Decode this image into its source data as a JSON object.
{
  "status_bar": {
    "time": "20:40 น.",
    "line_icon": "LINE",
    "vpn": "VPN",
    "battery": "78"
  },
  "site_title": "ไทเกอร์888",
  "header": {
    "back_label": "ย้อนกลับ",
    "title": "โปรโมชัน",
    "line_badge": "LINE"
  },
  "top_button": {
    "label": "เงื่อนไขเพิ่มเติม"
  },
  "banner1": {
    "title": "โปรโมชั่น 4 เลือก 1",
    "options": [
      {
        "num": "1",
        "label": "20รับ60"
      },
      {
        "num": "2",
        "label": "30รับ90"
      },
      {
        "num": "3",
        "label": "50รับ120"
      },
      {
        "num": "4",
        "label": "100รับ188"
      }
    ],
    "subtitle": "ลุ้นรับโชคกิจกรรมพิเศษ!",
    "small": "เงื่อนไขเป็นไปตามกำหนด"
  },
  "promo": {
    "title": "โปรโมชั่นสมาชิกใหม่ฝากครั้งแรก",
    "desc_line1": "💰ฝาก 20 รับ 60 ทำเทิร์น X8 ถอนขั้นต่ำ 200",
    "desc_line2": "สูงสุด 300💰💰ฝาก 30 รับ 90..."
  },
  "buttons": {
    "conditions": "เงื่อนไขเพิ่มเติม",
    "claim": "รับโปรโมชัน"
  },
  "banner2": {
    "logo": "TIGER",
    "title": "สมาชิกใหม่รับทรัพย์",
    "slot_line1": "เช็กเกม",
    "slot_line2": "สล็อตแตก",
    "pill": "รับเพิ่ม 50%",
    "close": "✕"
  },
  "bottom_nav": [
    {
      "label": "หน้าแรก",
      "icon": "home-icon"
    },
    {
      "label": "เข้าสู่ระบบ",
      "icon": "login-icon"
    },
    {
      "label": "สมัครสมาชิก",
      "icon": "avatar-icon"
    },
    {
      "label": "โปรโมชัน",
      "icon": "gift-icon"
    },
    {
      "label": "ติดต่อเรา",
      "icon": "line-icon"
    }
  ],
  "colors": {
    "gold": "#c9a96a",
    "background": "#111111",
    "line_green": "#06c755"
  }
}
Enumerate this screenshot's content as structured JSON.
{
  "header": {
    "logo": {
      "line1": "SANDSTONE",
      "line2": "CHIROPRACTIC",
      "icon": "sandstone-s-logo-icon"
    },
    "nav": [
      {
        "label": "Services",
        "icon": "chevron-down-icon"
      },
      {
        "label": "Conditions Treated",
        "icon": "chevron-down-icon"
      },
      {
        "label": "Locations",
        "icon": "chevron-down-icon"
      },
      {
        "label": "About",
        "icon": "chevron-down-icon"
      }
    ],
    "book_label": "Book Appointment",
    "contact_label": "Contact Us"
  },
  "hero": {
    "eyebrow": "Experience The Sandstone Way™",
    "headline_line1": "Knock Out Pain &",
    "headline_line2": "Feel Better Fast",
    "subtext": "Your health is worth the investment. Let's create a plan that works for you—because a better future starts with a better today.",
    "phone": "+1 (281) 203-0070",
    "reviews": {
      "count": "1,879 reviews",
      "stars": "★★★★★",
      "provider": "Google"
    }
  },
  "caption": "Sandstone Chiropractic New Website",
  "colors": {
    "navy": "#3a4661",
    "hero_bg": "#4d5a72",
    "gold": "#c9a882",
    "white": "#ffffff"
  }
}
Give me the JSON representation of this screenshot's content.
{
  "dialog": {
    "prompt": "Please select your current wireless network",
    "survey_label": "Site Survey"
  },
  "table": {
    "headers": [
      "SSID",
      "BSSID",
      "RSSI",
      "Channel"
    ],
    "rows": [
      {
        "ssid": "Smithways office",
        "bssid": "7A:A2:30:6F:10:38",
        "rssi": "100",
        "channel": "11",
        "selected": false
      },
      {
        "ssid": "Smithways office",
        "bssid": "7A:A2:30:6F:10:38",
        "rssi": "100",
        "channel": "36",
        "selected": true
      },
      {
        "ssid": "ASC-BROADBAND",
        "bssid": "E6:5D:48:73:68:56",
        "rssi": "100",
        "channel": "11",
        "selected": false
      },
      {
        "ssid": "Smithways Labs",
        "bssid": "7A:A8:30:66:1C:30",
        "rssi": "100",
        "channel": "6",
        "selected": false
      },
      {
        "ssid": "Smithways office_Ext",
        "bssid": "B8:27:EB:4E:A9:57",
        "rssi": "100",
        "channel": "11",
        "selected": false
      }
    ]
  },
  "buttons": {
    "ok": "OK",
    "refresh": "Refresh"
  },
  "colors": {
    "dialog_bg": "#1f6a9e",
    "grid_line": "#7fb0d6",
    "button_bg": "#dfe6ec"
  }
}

...

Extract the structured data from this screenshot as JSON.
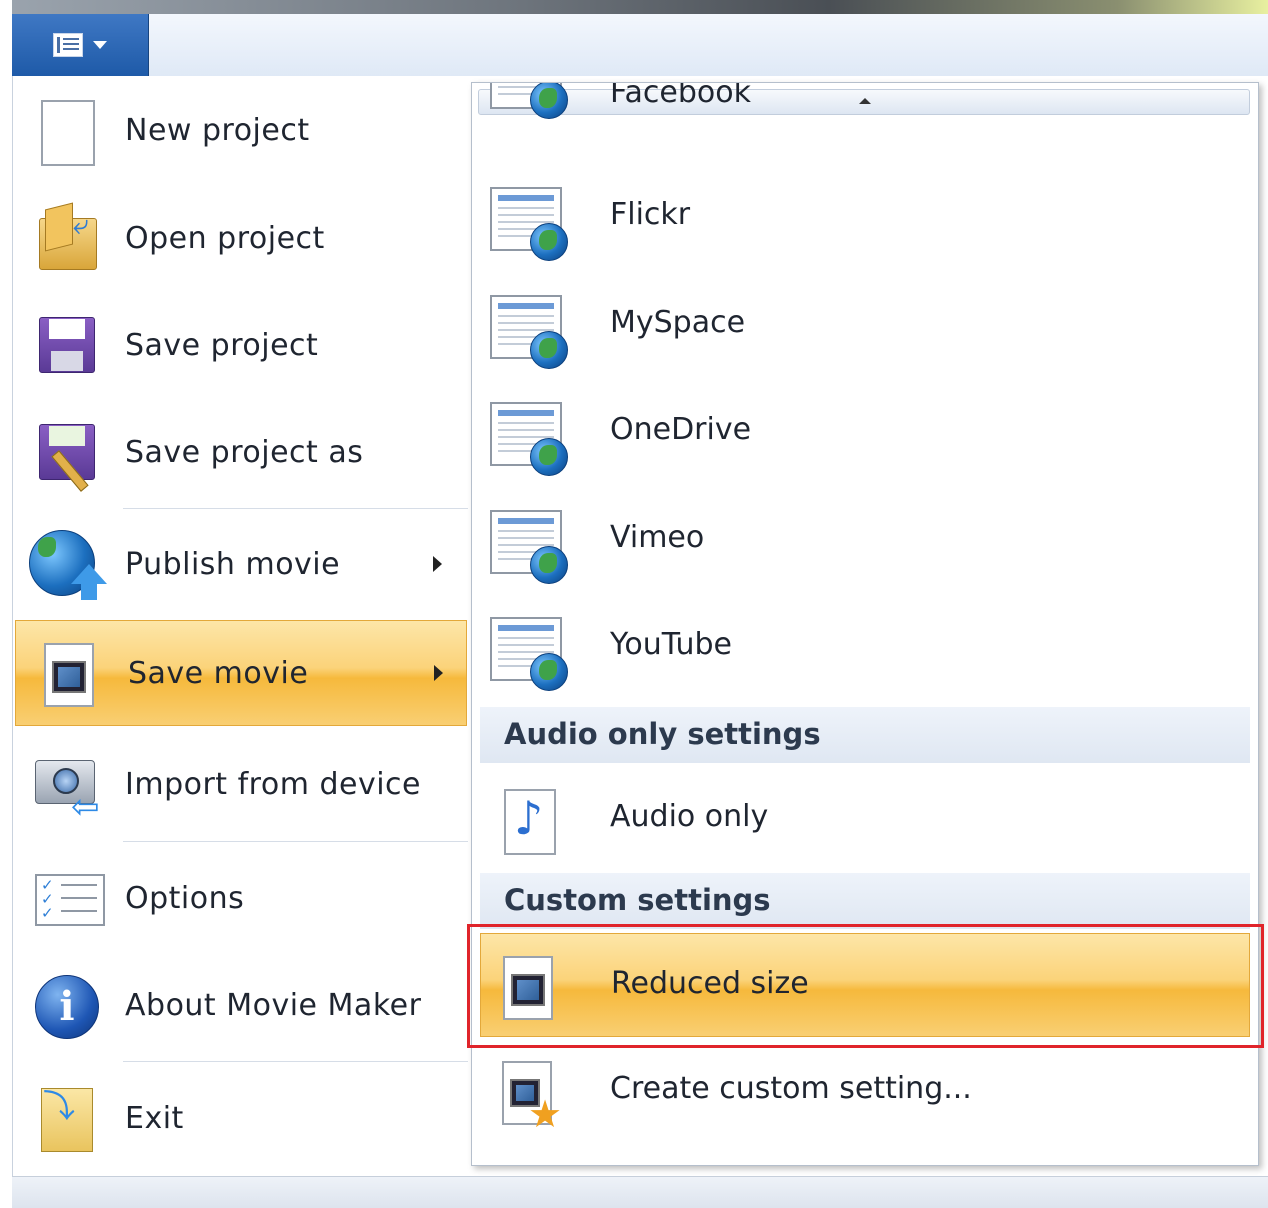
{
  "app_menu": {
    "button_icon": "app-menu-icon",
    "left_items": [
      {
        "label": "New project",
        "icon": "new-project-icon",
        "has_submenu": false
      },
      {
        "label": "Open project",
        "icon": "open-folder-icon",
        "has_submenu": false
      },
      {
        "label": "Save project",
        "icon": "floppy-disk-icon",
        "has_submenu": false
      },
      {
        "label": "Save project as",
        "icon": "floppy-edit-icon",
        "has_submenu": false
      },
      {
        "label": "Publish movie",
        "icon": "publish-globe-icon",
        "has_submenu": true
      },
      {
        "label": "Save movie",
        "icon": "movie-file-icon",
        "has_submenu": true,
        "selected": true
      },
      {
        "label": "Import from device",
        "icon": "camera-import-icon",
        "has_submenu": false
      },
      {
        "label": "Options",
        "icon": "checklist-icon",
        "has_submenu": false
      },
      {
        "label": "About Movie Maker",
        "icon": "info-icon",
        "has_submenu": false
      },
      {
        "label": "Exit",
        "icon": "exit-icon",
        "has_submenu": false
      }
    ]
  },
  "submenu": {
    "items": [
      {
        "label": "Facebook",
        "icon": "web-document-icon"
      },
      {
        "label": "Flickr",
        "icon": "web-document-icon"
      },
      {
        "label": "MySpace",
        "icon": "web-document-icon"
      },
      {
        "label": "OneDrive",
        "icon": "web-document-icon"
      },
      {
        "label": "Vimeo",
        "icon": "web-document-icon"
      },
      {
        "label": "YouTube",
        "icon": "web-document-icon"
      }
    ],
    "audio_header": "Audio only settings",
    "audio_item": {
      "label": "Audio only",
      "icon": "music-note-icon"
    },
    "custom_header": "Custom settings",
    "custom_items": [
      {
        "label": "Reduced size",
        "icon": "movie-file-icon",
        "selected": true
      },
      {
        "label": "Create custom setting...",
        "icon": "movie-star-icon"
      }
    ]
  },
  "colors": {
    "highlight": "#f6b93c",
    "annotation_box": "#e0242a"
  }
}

> _AIM_
How many lines in the records above contain the word "About"? Give only the number.

> _CORRECT ANSWER_
2